━━━ RECORDED INFORMATION ━━━

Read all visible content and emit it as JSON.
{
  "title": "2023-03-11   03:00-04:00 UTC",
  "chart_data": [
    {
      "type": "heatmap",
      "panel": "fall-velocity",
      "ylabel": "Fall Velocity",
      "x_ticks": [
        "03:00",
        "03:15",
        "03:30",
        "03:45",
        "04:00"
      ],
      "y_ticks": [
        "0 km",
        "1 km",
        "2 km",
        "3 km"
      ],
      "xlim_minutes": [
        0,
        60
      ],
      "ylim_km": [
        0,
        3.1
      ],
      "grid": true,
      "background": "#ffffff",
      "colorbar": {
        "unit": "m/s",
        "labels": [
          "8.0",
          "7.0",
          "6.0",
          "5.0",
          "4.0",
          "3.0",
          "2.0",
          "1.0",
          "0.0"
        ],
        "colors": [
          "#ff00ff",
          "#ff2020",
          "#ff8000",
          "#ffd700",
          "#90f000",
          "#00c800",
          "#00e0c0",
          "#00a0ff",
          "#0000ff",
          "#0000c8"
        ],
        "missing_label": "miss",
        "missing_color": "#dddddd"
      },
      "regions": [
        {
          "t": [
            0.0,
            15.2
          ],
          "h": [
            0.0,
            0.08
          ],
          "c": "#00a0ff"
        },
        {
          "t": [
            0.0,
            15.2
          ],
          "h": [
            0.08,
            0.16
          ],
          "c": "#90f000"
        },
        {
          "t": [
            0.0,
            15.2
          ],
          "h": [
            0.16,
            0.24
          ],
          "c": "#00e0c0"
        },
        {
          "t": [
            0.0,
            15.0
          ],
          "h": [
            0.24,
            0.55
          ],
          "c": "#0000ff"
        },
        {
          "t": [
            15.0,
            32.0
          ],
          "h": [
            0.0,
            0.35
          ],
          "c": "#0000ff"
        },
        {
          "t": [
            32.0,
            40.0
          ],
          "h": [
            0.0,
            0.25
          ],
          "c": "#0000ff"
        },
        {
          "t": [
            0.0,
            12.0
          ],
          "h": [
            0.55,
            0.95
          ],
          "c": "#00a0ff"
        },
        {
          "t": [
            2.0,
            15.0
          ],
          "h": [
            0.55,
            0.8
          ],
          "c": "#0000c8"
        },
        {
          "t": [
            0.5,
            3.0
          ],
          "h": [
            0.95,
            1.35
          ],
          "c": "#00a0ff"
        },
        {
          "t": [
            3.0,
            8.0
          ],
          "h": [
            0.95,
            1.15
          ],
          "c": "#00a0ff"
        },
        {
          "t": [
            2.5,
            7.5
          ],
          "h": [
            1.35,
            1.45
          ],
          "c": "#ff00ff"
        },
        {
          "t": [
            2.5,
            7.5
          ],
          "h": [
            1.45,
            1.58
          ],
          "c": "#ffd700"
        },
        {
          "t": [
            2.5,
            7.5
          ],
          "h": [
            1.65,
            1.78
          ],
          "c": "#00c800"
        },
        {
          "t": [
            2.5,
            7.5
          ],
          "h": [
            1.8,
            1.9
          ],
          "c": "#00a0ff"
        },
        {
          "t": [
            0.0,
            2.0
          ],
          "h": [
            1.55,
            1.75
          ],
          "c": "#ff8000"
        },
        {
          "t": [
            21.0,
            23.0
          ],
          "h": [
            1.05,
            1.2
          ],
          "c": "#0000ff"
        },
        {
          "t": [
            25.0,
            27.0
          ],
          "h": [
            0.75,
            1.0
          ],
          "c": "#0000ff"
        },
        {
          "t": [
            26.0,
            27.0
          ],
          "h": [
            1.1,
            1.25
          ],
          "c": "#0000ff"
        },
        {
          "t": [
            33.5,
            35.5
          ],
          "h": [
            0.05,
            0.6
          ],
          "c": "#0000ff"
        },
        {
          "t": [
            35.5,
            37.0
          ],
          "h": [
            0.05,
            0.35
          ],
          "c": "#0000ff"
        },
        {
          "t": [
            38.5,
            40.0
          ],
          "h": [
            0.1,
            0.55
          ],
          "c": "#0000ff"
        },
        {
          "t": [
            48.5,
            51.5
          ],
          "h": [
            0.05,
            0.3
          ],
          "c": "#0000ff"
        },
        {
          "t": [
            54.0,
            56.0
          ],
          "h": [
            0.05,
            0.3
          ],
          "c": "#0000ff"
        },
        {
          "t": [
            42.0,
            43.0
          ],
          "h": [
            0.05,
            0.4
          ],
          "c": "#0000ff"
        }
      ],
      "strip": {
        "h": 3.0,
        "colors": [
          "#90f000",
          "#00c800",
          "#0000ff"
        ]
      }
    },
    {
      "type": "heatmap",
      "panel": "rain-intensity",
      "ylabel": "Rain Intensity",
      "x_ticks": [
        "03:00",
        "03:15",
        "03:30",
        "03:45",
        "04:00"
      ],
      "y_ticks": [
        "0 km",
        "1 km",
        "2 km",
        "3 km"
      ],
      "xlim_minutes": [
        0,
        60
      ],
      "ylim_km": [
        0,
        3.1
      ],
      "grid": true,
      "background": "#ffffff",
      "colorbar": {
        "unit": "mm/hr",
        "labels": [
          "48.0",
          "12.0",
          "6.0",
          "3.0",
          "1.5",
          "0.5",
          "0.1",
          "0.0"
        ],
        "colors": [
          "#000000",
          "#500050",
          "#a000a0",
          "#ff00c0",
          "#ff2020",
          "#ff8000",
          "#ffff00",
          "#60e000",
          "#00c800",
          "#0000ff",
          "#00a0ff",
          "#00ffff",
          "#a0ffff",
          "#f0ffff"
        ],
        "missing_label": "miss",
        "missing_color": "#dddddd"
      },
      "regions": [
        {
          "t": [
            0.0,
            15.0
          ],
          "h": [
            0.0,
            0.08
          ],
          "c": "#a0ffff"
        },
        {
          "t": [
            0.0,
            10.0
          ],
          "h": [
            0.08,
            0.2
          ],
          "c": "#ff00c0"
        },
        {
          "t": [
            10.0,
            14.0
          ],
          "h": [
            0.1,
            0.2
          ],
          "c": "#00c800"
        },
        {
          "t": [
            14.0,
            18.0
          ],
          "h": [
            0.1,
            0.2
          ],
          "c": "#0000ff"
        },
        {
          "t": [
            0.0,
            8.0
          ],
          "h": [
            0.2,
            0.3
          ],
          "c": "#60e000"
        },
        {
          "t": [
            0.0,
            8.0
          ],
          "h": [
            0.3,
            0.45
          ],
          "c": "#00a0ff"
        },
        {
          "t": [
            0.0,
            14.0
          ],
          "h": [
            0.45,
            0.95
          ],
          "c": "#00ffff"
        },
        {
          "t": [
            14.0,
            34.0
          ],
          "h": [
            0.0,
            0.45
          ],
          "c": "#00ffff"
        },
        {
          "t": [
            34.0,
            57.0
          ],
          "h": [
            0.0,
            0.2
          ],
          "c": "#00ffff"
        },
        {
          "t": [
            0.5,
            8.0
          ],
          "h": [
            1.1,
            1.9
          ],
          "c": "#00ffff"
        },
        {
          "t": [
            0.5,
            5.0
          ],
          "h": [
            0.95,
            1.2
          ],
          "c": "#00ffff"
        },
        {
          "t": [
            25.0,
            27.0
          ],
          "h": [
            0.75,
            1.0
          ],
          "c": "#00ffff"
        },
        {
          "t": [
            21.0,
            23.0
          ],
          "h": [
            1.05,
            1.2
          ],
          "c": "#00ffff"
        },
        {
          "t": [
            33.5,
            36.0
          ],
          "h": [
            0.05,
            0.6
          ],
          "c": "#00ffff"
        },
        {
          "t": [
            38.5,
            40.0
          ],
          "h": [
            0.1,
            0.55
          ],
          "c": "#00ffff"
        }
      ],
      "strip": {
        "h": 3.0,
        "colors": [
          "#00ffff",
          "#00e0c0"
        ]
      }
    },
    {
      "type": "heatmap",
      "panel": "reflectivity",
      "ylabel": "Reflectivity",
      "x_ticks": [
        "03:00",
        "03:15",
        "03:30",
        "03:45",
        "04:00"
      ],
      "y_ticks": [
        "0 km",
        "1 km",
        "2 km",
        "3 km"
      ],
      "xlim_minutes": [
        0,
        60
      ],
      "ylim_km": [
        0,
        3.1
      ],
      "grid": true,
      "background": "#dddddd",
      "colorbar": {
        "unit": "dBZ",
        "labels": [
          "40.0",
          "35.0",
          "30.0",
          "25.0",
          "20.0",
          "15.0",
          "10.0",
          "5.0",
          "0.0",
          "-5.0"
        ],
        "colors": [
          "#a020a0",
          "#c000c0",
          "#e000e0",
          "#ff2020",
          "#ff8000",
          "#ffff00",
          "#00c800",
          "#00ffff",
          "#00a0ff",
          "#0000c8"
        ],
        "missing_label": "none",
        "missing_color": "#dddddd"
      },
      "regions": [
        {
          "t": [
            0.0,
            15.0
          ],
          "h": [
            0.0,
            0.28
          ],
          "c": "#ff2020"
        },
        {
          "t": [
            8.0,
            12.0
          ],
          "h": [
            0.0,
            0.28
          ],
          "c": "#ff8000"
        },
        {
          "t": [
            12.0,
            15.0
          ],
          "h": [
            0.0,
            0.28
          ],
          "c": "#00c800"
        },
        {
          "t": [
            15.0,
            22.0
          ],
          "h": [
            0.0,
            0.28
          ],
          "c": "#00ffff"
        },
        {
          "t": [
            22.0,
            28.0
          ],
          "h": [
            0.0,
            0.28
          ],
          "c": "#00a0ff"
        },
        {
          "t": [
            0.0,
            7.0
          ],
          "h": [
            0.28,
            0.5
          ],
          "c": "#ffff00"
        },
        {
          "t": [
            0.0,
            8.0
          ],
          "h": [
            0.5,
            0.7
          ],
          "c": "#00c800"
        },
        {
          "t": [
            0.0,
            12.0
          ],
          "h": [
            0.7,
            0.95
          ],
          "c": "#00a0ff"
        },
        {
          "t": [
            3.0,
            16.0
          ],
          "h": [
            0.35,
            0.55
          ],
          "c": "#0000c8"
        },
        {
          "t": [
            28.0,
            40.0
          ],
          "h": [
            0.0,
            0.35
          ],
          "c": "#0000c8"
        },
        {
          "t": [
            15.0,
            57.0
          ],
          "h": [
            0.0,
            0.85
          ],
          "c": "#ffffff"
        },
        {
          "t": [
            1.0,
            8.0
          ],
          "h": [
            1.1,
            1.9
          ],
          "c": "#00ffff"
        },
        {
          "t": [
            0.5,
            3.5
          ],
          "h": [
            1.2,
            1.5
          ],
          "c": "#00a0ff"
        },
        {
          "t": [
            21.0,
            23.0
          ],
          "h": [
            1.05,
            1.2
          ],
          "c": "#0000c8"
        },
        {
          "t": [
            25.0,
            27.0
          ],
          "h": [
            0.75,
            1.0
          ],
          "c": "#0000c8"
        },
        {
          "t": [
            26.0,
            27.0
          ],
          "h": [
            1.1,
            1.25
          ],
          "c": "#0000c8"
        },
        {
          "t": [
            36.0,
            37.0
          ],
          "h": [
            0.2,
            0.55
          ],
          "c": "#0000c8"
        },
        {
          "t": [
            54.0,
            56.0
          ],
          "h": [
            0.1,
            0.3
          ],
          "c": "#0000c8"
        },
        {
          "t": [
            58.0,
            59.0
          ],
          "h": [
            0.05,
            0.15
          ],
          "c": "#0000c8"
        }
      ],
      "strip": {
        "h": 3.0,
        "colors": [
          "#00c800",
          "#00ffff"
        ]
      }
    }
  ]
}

━━━

- _EXERCISE GOAL_:
Identify the lines of the data that contain the word "ylabel". Copy each of them.

- _RESULT_:
      "ylabel": "Fall Velocity",
      "ylabel": "Rain Intensity",
      "ylabel": "Reflectivity",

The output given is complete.